Aim>
Copy the data lines from the one with "vline-layer bbox=[455, 38, 1467, 540]" up to and including the one with "y-tick-label: 9 bbox=[114, 318, 122, 333]", keeping every character unchanged.

(Visual layout data)

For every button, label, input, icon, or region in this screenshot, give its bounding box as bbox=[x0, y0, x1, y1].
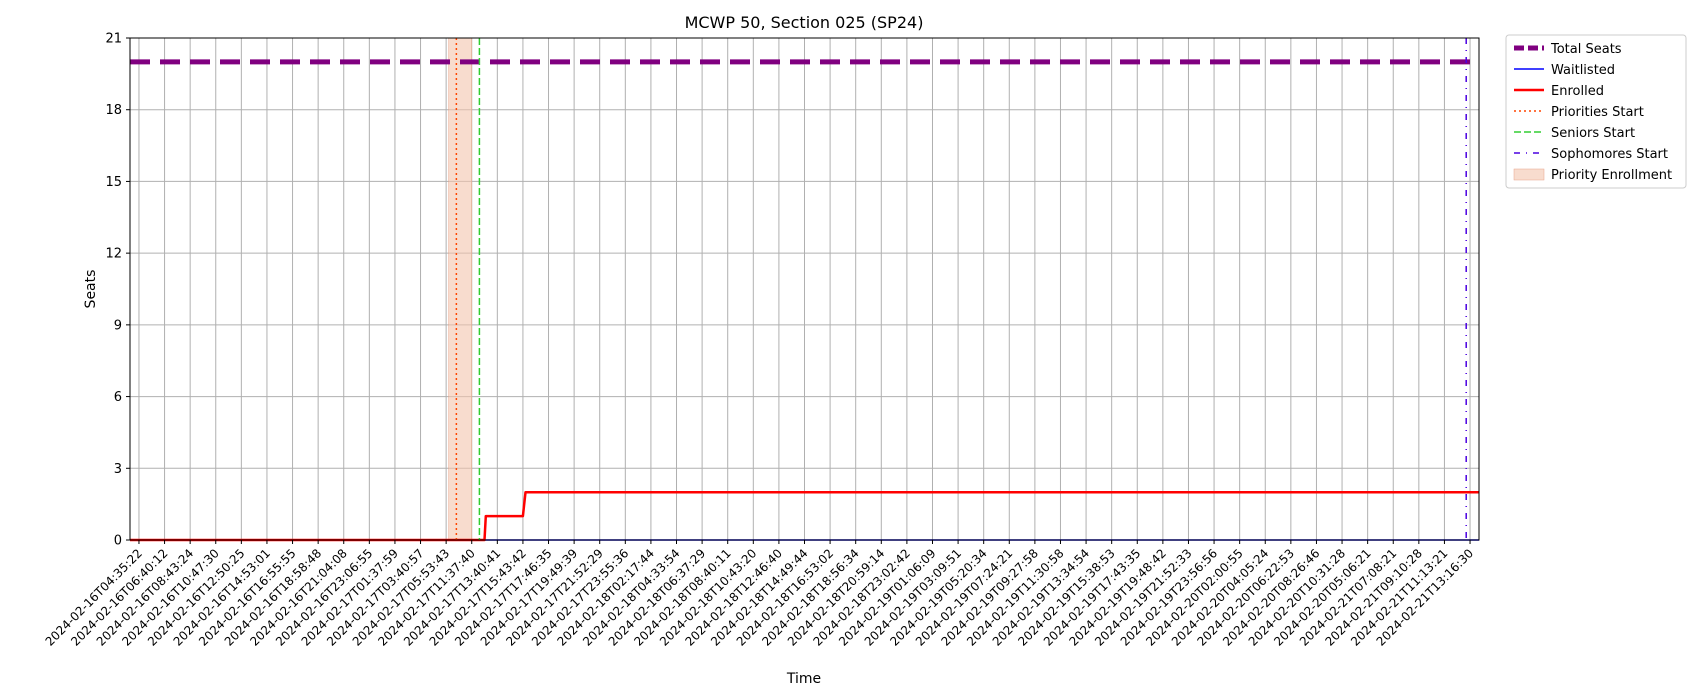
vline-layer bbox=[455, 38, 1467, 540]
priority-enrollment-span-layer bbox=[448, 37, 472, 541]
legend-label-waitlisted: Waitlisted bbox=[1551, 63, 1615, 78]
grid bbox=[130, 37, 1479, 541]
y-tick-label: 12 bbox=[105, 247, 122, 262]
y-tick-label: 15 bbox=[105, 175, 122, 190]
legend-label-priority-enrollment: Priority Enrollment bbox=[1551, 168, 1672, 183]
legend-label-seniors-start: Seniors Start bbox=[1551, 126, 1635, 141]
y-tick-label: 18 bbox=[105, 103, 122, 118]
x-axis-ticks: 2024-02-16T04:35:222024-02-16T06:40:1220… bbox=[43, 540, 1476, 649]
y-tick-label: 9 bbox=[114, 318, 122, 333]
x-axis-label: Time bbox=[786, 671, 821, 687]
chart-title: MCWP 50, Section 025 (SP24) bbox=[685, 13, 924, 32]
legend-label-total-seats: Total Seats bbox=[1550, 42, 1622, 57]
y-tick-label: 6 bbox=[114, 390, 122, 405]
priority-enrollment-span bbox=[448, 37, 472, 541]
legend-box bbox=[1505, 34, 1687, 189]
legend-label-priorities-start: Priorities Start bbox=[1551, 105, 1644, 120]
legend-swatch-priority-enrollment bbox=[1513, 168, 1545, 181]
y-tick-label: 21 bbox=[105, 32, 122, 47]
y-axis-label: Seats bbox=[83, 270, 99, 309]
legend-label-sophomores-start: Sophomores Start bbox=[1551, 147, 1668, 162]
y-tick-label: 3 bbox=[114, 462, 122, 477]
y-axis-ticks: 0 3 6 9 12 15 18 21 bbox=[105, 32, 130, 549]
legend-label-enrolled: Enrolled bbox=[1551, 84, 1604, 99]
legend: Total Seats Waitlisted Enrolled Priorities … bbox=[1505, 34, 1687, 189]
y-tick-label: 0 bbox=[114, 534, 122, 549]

...

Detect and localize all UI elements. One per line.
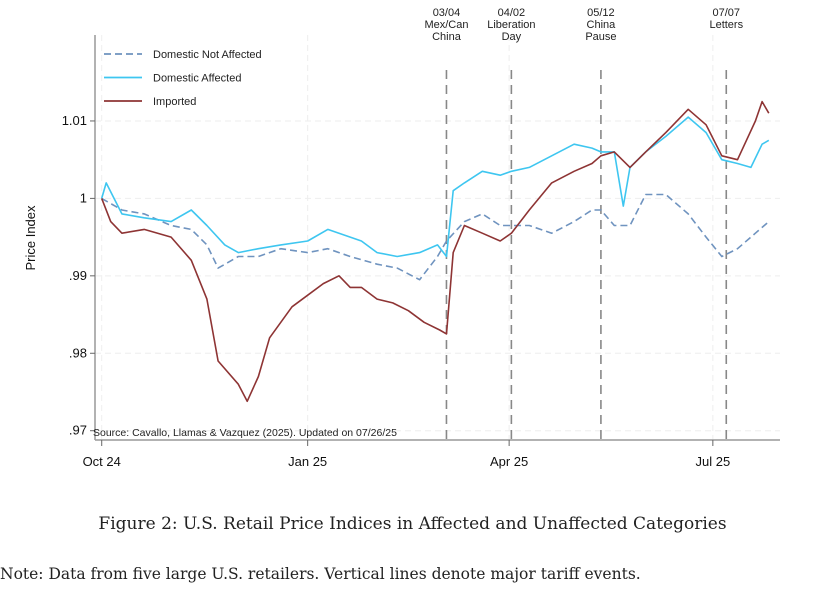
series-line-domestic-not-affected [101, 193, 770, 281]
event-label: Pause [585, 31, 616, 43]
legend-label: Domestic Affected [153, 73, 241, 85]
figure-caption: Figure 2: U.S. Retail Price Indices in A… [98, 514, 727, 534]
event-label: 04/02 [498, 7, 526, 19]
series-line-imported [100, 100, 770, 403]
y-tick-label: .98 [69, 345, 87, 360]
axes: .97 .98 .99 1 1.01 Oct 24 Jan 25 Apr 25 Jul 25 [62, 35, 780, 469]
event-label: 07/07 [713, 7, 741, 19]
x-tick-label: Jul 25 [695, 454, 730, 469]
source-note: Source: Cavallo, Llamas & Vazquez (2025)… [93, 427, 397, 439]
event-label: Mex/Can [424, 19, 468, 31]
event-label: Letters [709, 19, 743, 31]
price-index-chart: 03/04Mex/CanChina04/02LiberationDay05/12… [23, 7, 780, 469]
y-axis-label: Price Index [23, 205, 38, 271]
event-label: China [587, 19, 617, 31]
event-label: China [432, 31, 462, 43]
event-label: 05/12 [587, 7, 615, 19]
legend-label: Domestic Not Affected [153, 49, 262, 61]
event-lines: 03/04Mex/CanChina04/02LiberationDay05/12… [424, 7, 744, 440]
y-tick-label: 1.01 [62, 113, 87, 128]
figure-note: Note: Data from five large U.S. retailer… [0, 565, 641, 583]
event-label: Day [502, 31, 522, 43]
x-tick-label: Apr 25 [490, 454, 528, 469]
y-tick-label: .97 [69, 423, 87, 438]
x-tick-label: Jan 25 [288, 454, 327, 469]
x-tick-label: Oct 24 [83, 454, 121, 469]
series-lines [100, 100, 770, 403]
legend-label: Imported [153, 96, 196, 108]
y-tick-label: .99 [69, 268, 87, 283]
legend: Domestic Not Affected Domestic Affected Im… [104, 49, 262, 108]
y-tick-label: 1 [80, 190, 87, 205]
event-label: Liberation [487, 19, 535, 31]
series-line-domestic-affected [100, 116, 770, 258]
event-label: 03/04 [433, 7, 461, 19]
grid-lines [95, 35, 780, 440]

Correct answer>
vline-layer bbox=[455, 38, 1467, 540]
priority-enrollment-span-layer bbox=[448, 37, 472, 541]
legend-label-waitlisted: Waitlisted bbox=[1551, 63, 1615, 78]
grid bbox=[130, 37, 1479, 541]
y-tick-label: 12 bbox=[105, 247, 122, 262]
y-tick-label: 15 bbox=[105, 175, 122, 190]
legend-label-priority-enrollment: Priority Enrollment bbox=[1551, 168, 1672, 183]
legend-label-seniors-start: Seniors Start bbox=[1551, 126, 1635, 141]
y-tick-label: 18 bbox=[105, 103, 122, 118]
x-axis-ticks: 2024-02-16T04:35:222024-02-16T06:40:1220… bbox=[43, 540, 1476, 649]
y-tick-label: 9 bbox=[114, 318, 122, 333]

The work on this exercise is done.